## EXERCISE INSTRUCTIONS
Give the number of lines that hold the string "this". Nothing else is needed.

## SUPPLIED DATA
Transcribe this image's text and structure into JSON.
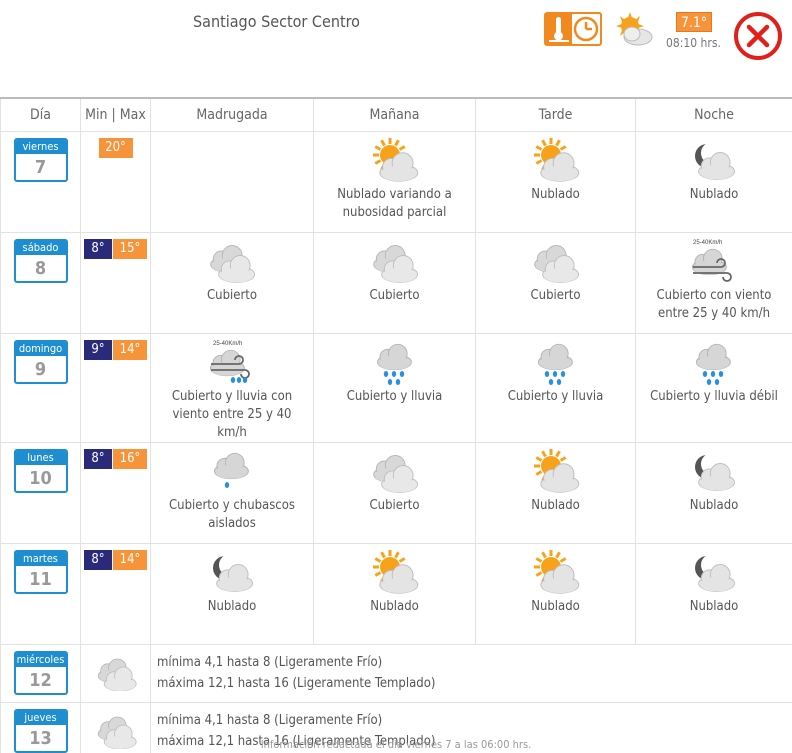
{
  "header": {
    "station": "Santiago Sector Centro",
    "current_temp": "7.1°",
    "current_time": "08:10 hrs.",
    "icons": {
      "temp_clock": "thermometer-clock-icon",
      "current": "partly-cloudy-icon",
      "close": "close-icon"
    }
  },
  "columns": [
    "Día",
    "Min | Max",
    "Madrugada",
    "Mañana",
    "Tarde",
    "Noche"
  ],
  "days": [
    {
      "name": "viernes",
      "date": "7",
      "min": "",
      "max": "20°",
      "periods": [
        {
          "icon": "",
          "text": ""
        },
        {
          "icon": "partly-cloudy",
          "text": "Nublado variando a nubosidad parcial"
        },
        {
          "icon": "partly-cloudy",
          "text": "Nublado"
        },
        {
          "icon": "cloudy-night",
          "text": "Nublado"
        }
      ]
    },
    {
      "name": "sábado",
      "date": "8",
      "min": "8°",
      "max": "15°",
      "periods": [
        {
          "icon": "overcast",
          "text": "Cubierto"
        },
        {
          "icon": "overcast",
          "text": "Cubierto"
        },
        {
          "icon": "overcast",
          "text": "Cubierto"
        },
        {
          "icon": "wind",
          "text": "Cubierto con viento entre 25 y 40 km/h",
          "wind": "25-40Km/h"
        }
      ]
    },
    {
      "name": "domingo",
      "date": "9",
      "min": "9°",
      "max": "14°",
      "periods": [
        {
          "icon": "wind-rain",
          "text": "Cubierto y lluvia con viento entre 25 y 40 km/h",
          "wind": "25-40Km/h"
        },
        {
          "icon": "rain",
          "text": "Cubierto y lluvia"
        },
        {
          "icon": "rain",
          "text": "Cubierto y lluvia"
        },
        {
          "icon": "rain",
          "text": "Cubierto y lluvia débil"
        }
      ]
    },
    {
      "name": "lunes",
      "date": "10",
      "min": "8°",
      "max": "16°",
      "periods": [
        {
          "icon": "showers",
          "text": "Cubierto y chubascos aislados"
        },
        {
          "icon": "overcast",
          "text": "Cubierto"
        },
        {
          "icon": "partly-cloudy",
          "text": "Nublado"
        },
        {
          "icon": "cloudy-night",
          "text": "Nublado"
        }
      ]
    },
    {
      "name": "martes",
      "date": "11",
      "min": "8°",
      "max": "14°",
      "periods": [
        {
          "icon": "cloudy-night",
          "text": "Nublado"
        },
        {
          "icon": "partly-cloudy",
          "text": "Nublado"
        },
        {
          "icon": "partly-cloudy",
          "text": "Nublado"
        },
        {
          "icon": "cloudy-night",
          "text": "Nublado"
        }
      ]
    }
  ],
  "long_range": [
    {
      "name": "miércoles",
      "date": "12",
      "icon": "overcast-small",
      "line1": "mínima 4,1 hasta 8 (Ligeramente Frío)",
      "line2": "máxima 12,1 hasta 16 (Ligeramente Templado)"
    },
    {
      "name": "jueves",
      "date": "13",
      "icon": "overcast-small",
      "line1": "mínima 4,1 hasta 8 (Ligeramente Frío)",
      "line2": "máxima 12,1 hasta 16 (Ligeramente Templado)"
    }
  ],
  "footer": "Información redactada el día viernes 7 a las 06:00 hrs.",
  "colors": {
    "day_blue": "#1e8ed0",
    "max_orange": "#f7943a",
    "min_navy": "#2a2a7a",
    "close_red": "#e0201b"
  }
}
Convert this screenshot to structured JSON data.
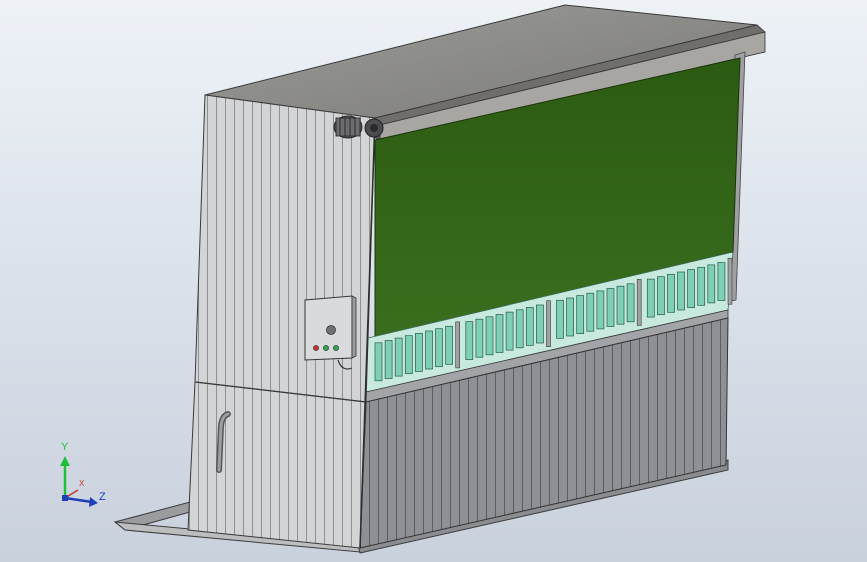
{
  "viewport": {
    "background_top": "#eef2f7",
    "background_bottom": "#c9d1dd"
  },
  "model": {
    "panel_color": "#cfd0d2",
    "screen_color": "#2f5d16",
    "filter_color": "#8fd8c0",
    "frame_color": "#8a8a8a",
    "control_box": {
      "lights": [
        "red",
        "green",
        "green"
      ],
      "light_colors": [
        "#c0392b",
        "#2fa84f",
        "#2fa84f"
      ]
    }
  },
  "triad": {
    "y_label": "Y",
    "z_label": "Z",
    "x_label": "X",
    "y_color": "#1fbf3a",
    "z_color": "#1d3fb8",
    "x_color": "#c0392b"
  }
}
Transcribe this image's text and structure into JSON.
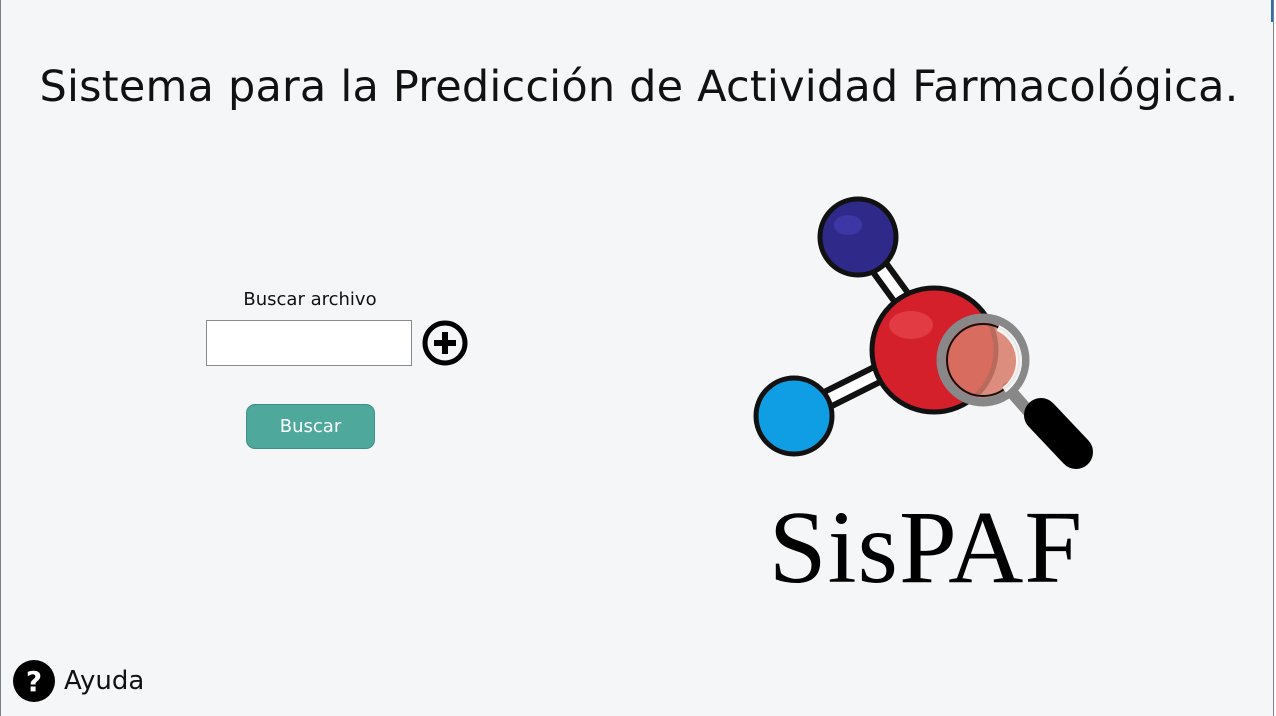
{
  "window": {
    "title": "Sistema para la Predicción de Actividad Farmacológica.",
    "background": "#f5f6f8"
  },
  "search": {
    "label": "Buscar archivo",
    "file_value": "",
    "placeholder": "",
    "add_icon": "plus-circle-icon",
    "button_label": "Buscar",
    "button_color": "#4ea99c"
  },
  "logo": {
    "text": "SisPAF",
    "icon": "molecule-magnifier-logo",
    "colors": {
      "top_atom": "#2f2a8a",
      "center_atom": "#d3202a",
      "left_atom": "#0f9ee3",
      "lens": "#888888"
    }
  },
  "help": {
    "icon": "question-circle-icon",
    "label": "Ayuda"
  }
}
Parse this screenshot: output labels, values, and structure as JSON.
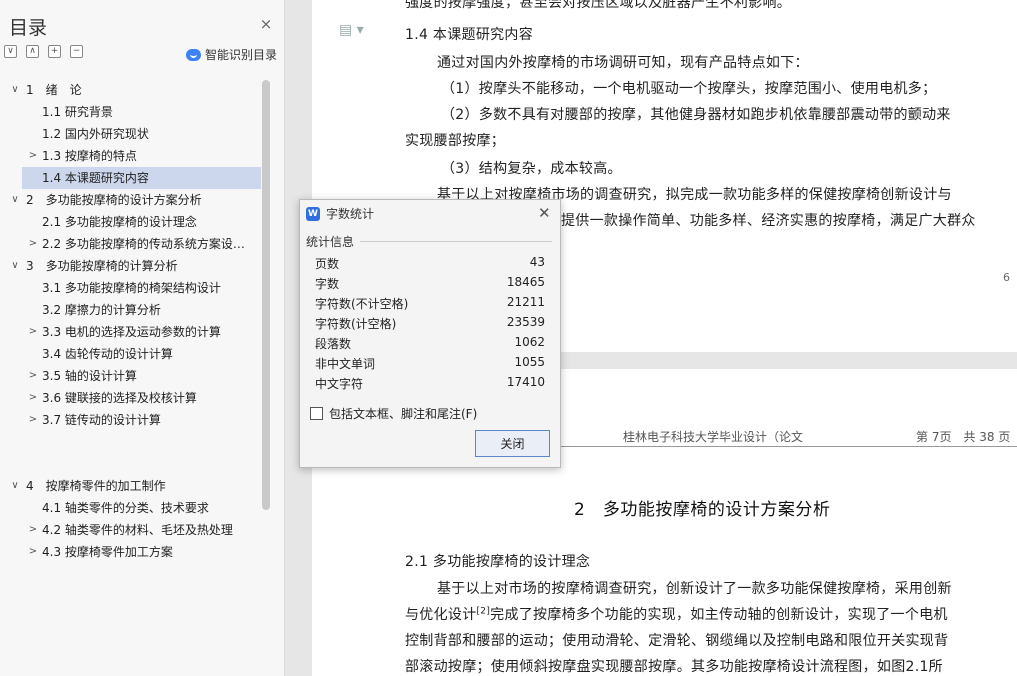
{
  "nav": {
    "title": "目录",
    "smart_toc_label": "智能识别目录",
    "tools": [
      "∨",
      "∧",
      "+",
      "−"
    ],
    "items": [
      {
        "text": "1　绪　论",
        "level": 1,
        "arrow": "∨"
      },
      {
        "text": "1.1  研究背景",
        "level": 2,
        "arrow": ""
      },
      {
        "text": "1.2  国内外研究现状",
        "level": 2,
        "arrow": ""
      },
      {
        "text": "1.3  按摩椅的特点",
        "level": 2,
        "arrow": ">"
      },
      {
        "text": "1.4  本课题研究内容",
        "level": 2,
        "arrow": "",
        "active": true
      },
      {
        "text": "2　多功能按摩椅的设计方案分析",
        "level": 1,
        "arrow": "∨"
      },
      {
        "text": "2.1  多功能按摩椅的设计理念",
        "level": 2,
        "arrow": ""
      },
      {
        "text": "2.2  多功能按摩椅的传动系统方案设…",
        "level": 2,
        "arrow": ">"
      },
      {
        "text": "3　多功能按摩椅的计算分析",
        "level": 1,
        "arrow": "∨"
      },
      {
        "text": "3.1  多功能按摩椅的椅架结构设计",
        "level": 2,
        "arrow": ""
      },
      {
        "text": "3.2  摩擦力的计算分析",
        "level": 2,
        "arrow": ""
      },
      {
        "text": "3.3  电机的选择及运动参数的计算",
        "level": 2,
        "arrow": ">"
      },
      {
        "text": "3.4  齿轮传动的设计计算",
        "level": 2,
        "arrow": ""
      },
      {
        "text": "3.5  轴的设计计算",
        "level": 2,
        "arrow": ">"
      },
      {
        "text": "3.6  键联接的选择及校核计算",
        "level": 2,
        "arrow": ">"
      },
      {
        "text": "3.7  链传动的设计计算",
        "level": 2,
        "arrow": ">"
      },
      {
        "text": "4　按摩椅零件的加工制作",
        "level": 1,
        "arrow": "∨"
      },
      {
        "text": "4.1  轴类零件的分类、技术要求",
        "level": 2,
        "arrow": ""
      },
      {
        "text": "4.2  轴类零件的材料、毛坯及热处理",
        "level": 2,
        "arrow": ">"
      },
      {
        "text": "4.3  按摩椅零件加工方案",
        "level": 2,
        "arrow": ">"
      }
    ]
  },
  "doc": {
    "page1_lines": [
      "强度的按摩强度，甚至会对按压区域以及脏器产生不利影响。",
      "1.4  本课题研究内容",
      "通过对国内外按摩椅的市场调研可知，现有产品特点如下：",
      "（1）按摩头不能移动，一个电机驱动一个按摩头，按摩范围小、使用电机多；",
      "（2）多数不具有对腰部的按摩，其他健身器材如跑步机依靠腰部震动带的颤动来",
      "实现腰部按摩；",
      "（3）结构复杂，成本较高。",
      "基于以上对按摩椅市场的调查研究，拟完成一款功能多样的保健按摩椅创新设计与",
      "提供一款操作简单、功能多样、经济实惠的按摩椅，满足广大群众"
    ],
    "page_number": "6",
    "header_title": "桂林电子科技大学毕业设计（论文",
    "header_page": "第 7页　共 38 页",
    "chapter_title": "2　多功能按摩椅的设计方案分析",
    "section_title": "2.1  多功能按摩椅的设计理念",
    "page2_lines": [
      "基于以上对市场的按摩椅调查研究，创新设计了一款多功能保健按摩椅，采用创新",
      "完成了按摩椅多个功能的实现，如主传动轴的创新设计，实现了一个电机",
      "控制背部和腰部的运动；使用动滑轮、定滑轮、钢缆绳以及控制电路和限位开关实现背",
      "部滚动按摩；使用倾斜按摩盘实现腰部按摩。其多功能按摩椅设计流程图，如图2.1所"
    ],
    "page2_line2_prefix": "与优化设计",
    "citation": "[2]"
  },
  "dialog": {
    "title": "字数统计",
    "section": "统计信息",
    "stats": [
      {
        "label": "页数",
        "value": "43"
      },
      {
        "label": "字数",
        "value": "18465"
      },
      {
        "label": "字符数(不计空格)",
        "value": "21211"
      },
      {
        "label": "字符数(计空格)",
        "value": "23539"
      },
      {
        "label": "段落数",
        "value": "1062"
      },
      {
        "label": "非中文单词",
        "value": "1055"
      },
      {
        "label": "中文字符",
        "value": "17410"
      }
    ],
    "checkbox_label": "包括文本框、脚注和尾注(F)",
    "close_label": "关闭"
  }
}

## FULL OUTPUT
4